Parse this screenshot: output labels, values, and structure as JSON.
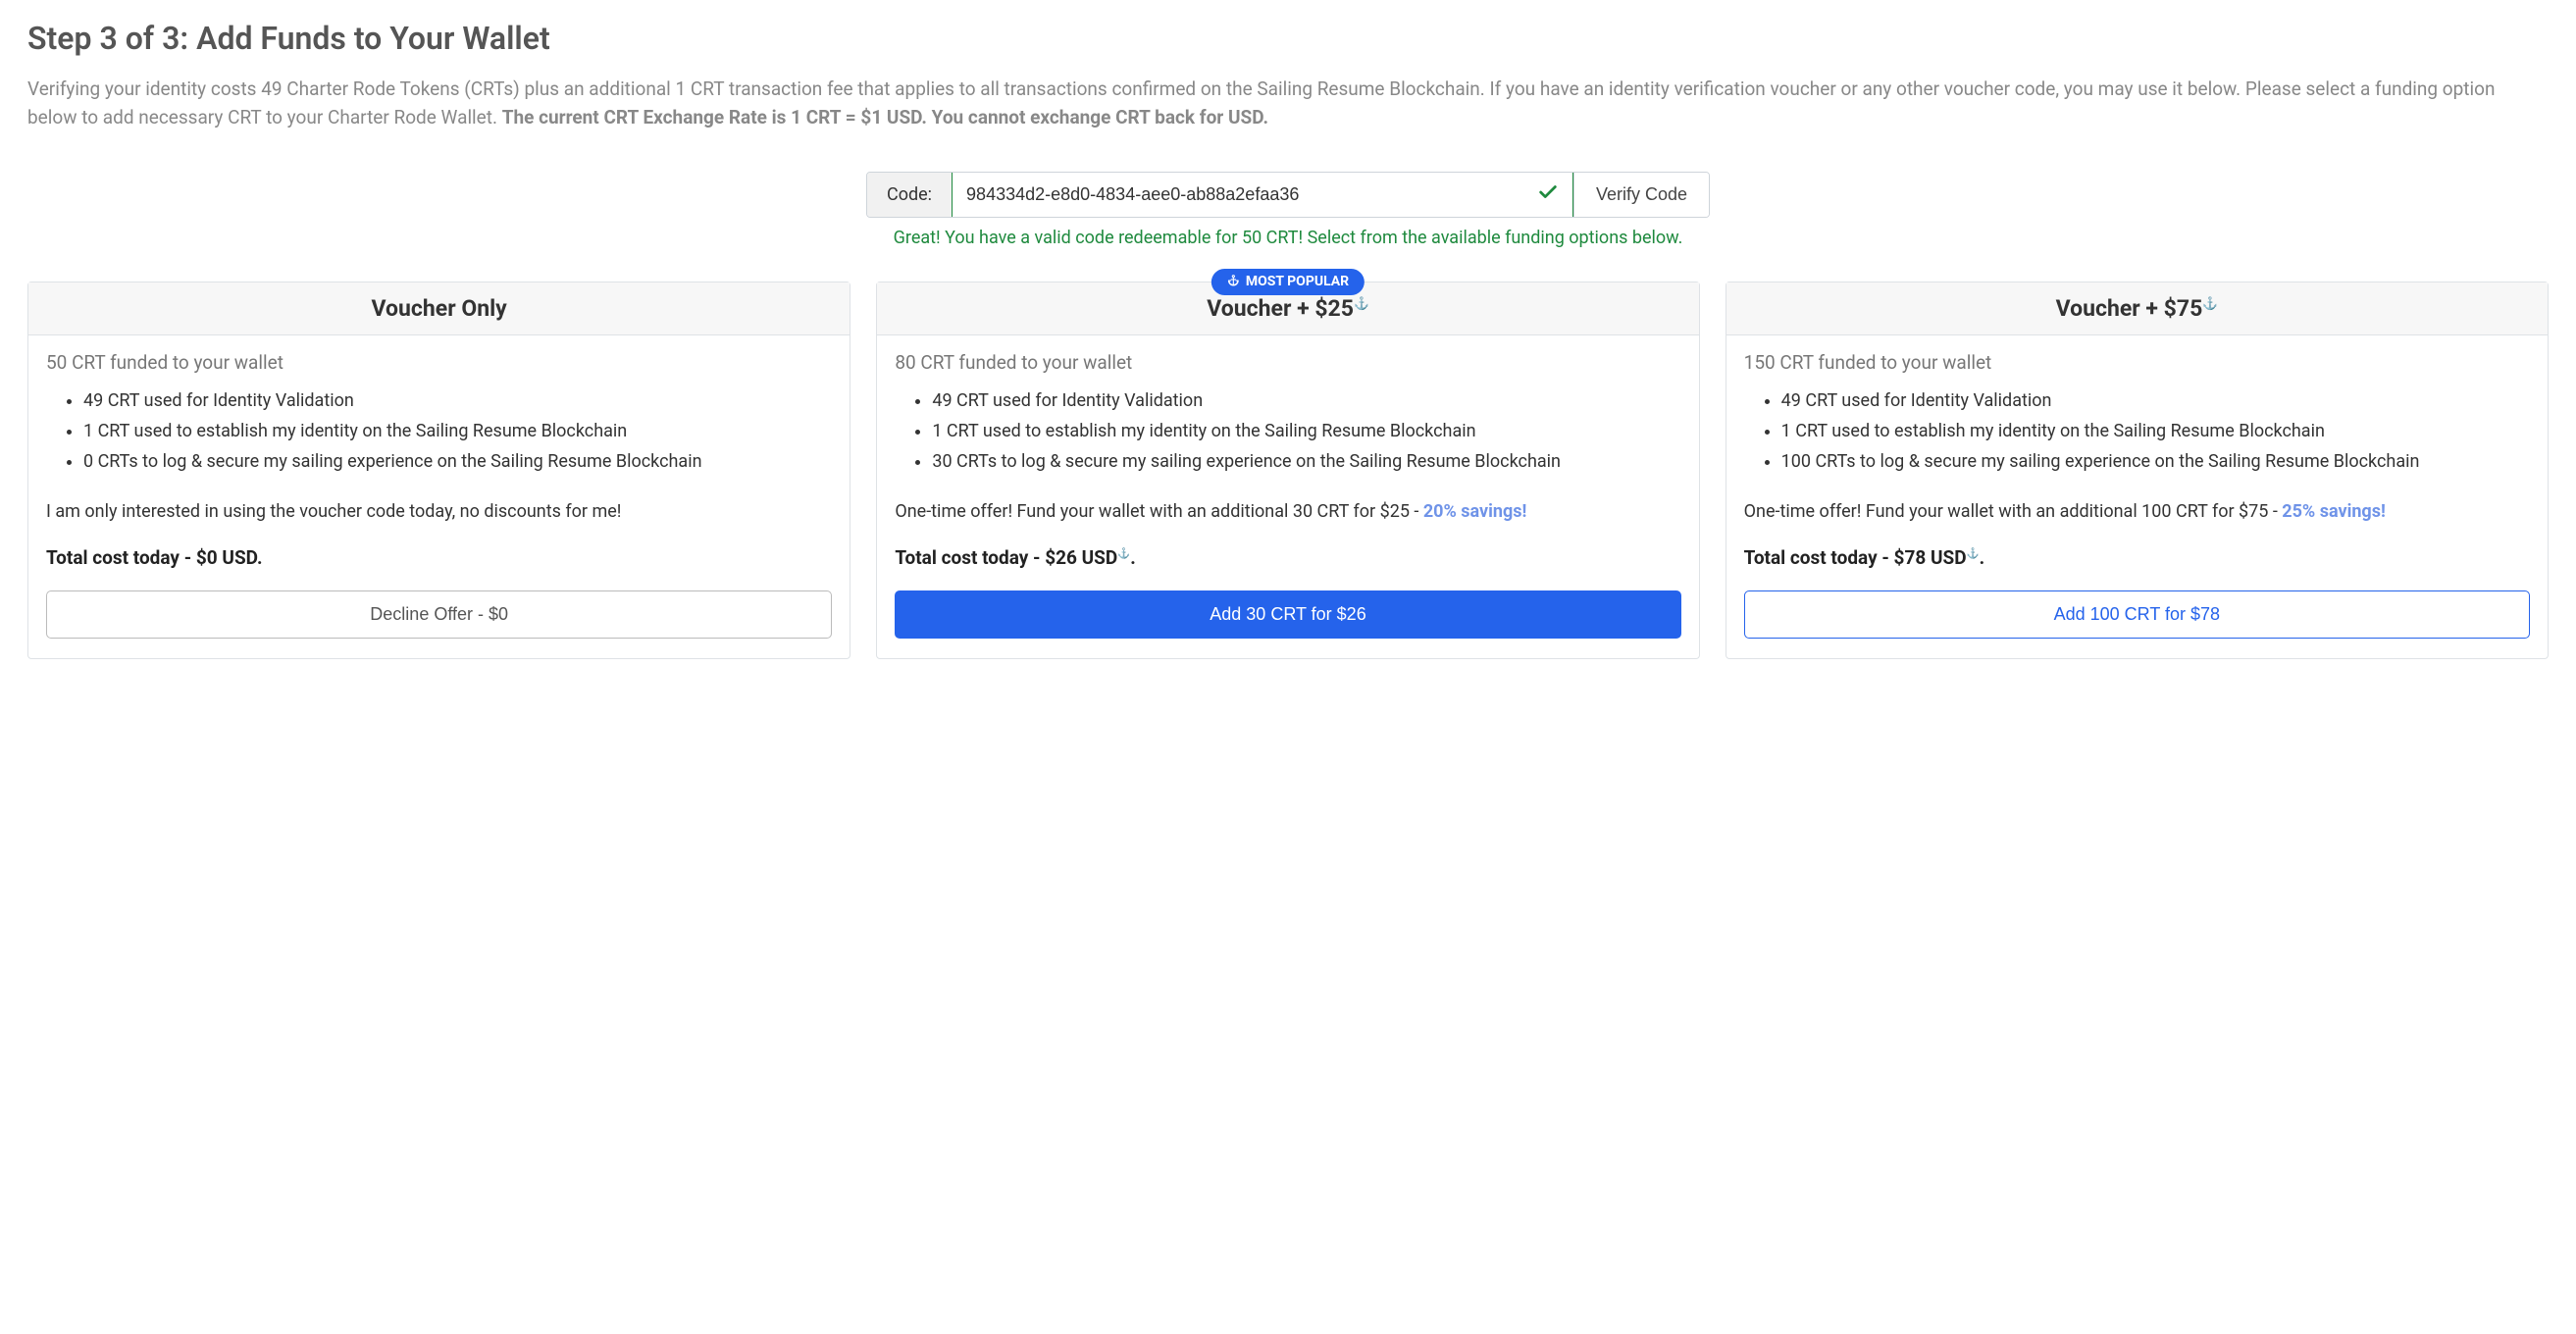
{
  "header": {
    "title": "Step 3 of 3: Add Funds to Your Wallet",
    "intro_part1": "Verifying your identity costs 49 Charter Rode Tokens (CRTs) plus an additional 1 CRT transaction fee that applies to all transactions confirmed on the Sailing Resume Blockchain. If you have an identity verification voucher or any other voucher code, you may use it below. Please select a funding option below to add necessary CRT to your Charter Rode Wallet. ",
    "intro_bold1": "The current CRT Exchange Rate is 1 CRT = $1 USD.",
    "intro_bold2": " You cannot exchange CRT back for USD."
  },
  "code": {
    "label": "Code:",
    "value": "984334d2-e8d0-4834-aee0-ab88a2efaa36",
    "verify_label": "Verify Code",
    "success_msg": "Great! You have a valid code redeemable for 50 CRT! Select from the available funding options below."
  },
  "badge_label": "MOST POPULAR",
  "cards": [
    {
      "title": "Voucher Only",
      "has_anchor": false,
      "funded": "50 CRT funded to your wallet",
      "bullets": [
        "49 CRT used for Identity Validation",
        "1 CRT used to establish my identity on the Sailing Resume Blockchain",
        "0 CRTs to log & secure my sailing experience on the Sailing Resume Blockchain"
      ],
      "offer_pre": "I am only interested in using the voucher code today, no discounts for me!",
      "savings": "",
      "total_pre": "Total cost today - $0 USD",
      "total_has_anchor": false,
      "cta": "Decline Offer - $0"
    },
    {
      "title": "Voucher + $25",
      "has_anchor": true,
      "funded": "80 CRT funded to your wallet",
      "bullets": [
        "49 CRT used for Identity Validation",
        "1 CRT used to establish my identity on the Sailing Resume Blockchain",
        "30 CRTs to log & secure my sailing experience on the Sailing Resume Blockchain"
      ],
      "offer_pre": "One-time offer! Fund your wallet with an additional 30 CRT for $25 - ",
      "savings": "20% savings!",
      "total_pre": "Total cost today - $26 USD",
      "total_has_anchor": true,
      "cta": "Add 30 CRT for $26"
    },
    {
      "title": "Voucher + $75",
      "has_anchor": true,
      "funded": "150 CRT funded to your wallet",
      "bullets": [
        "49 CRT used for Identity Validation",
        "1 CRT used to establish my identity on the Sailing Resume Blockchain",
        "100 CRTs to log & secure my sailing experience on the Sailing Resume Blockchain"
      ],
      "offer_pre": "One-time offer! Fund your wallet with an additional 100 CRT for $75 - ",
      "savings": "25% savings!",
      "total_pre": "Total cost today - $78 USD",
      "total_has_anchor": true,
      "cta": "Add 100 CRT for $78"
    }
  ]
}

• _Given instruction_:
Collect every line from the records above that contains the word "savings".

• _Complete output_:
      "savings": "",
      "savings": "20% savings!",
      "savings": "25% savings!",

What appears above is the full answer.